Stored data
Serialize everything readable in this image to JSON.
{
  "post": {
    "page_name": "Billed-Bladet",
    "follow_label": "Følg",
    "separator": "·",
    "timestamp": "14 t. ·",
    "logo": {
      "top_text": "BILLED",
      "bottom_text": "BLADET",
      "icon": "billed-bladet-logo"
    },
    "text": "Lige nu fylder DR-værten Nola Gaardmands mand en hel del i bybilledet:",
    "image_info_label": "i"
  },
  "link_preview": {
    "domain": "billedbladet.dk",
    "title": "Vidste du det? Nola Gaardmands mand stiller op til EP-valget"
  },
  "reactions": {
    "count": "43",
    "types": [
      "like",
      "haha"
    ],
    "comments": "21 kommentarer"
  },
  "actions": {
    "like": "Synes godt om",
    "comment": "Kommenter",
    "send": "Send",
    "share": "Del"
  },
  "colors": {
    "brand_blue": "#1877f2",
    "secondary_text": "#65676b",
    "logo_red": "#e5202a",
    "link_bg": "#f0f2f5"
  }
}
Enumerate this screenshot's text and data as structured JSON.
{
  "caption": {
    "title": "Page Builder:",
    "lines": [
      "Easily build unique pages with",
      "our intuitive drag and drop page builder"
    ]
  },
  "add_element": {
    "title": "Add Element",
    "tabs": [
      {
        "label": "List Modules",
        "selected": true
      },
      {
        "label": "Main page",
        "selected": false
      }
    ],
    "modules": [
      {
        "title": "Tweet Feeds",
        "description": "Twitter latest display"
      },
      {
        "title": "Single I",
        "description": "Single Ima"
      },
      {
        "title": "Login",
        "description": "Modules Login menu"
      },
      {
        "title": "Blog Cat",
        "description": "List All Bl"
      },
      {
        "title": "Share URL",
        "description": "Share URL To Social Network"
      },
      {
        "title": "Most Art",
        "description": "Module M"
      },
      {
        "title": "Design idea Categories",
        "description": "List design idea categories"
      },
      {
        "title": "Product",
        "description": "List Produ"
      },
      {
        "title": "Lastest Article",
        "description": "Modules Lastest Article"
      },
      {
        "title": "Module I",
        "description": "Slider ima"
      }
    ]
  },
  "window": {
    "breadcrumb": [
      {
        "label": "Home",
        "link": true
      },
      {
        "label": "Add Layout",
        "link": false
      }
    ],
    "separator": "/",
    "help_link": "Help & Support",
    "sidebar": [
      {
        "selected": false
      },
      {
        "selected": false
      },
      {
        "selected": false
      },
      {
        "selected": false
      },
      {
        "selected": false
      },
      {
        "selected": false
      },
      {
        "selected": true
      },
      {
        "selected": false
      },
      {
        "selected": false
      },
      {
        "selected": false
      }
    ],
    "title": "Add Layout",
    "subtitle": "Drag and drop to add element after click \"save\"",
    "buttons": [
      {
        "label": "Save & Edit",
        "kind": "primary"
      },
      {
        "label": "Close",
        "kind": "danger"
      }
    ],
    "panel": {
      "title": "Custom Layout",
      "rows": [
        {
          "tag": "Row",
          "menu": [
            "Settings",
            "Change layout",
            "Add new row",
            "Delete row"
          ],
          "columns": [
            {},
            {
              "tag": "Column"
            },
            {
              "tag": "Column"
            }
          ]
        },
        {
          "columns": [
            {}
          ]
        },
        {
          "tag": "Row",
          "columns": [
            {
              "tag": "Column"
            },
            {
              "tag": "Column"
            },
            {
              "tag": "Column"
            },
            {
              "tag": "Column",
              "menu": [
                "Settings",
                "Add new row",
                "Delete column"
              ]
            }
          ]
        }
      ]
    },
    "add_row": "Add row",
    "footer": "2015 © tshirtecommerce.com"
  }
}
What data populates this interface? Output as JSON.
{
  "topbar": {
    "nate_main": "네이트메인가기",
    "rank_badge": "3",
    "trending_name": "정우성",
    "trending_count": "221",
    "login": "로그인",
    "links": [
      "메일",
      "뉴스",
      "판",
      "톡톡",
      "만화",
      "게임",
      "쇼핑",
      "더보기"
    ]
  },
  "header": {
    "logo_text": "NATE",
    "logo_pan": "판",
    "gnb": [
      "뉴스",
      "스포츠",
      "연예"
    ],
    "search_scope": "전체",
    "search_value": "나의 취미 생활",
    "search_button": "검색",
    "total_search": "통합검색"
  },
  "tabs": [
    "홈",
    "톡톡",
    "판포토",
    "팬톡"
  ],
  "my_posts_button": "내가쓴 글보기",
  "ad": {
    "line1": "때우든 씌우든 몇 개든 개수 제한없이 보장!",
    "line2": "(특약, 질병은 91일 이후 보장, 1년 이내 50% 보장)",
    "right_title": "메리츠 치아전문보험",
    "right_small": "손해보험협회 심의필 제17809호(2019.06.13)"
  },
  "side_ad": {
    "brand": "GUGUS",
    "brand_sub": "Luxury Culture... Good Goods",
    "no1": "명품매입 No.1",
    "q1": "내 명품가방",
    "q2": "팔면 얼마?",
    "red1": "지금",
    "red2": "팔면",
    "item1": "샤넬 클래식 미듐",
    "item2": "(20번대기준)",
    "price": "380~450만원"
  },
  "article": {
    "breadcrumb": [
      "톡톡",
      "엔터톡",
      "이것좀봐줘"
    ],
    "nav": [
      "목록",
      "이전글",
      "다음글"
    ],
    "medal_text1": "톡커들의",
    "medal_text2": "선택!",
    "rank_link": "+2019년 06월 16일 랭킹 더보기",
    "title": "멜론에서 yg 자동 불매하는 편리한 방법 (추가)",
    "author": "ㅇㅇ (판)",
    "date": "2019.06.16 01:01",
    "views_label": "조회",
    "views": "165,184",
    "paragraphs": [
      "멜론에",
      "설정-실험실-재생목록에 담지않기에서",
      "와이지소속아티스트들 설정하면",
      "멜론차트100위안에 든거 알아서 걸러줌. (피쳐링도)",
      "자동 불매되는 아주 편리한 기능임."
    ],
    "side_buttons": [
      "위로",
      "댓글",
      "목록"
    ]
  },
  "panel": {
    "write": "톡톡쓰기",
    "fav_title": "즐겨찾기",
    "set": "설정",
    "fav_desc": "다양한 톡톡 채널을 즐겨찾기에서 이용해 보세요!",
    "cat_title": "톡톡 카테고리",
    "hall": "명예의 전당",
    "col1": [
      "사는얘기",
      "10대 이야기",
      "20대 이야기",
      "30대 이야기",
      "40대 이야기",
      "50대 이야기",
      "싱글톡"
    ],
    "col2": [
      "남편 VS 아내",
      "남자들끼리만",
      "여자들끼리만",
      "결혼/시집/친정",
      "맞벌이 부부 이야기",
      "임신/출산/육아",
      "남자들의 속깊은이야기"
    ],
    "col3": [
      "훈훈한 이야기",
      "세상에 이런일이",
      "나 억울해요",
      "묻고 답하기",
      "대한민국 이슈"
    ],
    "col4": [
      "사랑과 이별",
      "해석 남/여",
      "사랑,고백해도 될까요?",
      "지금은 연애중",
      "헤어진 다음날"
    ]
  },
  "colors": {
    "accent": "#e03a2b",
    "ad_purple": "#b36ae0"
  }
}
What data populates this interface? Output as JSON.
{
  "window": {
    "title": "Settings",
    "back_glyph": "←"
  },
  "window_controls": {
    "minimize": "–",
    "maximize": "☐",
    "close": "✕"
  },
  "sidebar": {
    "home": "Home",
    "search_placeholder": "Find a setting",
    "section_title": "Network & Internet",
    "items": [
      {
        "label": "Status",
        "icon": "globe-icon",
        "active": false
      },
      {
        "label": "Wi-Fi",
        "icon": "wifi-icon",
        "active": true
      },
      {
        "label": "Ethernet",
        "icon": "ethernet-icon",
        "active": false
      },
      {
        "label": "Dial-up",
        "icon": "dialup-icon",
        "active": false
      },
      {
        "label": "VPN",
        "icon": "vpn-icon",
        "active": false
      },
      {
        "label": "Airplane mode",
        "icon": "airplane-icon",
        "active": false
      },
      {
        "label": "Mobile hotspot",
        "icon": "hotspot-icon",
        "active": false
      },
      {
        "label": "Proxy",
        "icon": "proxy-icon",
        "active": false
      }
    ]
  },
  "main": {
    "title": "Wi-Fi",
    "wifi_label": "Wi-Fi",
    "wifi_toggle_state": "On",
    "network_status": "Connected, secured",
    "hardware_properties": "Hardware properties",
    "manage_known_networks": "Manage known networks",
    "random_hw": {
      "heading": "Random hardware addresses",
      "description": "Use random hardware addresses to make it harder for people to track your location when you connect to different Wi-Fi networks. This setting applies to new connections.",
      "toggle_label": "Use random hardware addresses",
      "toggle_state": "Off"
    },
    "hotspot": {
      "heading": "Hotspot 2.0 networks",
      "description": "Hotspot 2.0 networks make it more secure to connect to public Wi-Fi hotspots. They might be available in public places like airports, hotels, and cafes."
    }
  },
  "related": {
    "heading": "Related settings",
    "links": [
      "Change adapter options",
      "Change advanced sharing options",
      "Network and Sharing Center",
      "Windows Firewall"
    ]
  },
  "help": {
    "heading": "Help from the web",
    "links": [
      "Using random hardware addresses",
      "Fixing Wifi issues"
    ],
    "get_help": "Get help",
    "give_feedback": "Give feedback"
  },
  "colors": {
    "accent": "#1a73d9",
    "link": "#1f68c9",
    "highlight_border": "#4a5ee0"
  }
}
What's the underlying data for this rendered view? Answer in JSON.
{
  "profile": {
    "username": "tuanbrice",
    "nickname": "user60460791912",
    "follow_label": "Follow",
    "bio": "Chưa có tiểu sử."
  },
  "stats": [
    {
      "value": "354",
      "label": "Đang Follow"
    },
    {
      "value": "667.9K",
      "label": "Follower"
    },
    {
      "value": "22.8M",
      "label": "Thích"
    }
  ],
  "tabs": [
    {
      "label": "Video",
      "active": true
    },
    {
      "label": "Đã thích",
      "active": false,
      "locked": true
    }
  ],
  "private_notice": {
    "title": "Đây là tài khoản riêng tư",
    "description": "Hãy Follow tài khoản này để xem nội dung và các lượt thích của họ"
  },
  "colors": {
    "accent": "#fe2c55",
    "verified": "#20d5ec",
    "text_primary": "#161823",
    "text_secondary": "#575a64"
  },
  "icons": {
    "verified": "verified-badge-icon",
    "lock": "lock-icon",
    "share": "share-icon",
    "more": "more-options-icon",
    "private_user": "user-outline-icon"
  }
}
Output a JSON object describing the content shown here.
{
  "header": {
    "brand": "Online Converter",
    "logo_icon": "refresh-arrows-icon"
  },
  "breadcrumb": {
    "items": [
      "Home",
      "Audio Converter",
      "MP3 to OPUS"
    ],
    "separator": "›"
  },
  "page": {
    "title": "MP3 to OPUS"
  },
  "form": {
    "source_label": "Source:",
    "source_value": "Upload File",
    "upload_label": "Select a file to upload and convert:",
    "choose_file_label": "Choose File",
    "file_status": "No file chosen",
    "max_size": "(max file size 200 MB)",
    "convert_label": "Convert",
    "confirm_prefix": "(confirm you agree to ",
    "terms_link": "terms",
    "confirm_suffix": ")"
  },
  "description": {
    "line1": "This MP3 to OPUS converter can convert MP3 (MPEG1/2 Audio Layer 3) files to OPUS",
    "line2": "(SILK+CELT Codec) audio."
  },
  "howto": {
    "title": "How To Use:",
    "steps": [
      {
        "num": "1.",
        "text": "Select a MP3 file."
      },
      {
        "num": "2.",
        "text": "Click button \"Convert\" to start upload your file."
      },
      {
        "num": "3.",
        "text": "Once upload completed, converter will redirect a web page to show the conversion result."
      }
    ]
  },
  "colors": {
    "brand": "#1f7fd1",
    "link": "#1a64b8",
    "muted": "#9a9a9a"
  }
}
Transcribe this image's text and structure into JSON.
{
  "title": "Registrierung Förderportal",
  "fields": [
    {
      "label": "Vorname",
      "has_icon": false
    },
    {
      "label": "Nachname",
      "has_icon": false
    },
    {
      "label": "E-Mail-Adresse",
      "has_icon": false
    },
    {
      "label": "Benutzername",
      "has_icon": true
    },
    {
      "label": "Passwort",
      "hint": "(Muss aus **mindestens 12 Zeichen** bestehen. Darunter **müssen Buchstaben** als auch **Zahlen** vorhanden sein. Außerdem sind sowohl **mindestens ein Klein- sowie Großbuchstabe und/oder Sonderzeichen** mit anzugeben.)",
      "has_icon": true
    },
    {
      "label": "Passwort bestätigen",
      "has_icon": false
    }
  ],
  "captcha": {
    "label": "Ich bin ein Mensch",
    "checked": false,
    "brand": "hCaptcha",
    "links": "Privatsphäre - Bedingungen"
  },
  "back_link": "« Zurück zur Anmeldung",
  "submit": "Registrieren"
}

→ **Written exercise**: In the listing, find all lines with the string "JSON" and copy them.

→ **Response below**:
Serialize everything readable in this image to JSON.
Enumerate this screenshot's text and data as structured JSON.
What data populates this interface? Output as JSON.
What data populates this interface? Output as JSON.
What's the underlying data for this rendered view? Answer in JSON.
Output a JSON object describing the content shown here.
Transcribe this image's text and structure into JSON.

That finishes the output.